■ **Problem details**: Identify and reproduce every line holding the string "Graduate".

++++++++++++++++++++

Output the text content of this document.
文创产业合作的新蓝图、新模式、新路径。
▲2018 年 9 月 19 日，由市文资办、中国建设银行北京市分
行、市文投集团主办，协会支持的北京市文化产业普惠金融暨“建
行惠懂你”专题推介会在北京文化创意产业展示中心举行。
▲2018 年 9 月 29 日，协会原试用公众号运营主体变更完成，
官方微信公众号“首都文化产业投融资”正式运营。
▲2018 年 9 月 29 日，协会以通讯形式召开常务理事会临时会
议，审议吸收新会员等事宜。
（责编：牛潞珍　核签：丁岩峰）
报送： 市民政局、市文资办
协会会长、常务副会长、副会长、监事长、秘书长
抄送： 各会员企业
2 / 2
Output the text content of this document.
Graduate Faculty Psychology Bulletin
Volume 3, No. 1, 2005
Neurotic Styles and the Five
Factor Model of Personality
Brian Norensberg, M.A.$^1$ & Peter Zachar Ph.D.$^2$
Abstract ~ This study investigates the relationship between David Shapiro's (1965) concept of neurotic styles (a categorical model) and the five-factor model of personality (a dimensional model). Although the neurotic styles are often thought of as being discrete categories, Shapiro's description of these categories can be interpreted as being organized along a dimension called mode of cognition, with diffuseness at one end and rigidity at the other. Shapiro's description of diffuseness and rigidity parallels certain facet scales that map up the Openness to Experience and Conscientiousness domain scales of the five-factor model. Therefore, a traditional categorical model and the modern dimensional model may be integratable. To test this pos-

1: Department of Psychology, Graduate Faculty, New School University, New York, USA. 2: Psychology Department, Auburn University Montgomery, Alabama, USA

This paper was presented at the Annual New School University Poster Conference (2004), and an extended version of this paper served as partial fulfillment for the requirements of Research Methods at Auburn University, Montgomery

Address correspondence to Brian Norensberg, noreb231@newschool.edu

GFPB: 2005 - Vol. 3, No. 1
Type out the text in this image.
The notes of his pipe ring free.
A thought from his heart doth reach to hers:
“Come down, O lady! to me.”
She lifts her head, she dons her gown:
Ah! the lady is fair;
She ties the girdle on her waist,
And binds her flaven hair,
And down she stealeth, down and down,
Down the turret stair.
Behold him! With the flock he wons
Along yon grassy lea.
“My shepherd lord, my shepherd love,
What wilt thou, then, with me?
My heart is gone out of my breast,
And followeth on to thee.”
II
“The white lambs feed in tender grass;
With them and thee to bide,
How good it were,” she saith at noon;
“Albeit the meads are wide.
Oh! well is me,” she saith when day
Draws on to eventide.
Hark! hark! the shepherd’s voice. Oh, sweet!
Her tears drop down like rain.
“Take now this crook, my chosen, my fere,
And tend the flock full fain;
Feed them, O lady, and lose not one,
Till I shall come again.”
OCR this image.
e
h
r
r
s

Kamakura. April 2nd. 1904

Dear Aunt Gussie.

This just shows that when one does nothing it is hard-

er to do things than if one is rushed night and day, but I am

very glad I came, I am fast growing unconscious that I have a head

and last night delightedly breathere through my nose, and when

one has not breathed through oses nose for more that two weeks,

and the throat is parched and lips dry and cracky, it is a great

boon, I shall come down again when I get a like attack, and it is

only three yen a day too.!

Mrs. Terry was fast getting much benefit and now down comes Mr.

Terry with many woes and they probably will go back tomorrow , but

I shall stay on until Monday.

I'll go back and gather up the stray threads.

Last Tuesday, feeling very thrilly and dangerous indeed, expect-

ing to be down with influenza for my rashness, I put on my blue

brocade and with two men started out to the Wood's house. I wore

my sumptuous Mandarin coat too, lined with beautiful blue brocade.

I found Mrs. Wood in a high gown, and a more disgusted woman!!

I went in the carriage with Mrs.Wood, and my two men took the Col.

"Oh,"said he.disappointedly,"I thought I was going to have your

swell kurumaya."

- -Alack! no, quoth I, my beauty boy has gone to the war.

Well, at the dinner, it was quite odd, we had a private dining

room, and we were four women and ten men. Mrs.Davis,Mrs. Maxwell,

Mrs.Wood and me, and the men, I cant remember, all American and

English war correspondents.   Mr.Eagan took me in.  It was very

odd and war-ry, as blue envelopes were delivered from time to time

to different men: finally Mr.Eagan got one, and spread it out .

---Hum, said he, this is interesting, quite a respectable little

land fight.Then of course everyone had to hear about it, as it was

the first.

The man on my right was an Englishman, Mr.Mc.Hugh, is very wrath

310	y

++++++++++++++++++++

■ **Answer to this problem**:
Graduate Faculty Psychology Bulletin
1: Department of Psychology, Graduate Faculty, New School University, New York, USA. 2: Psychology Department, Auburn University Montgomery, Alabama, USA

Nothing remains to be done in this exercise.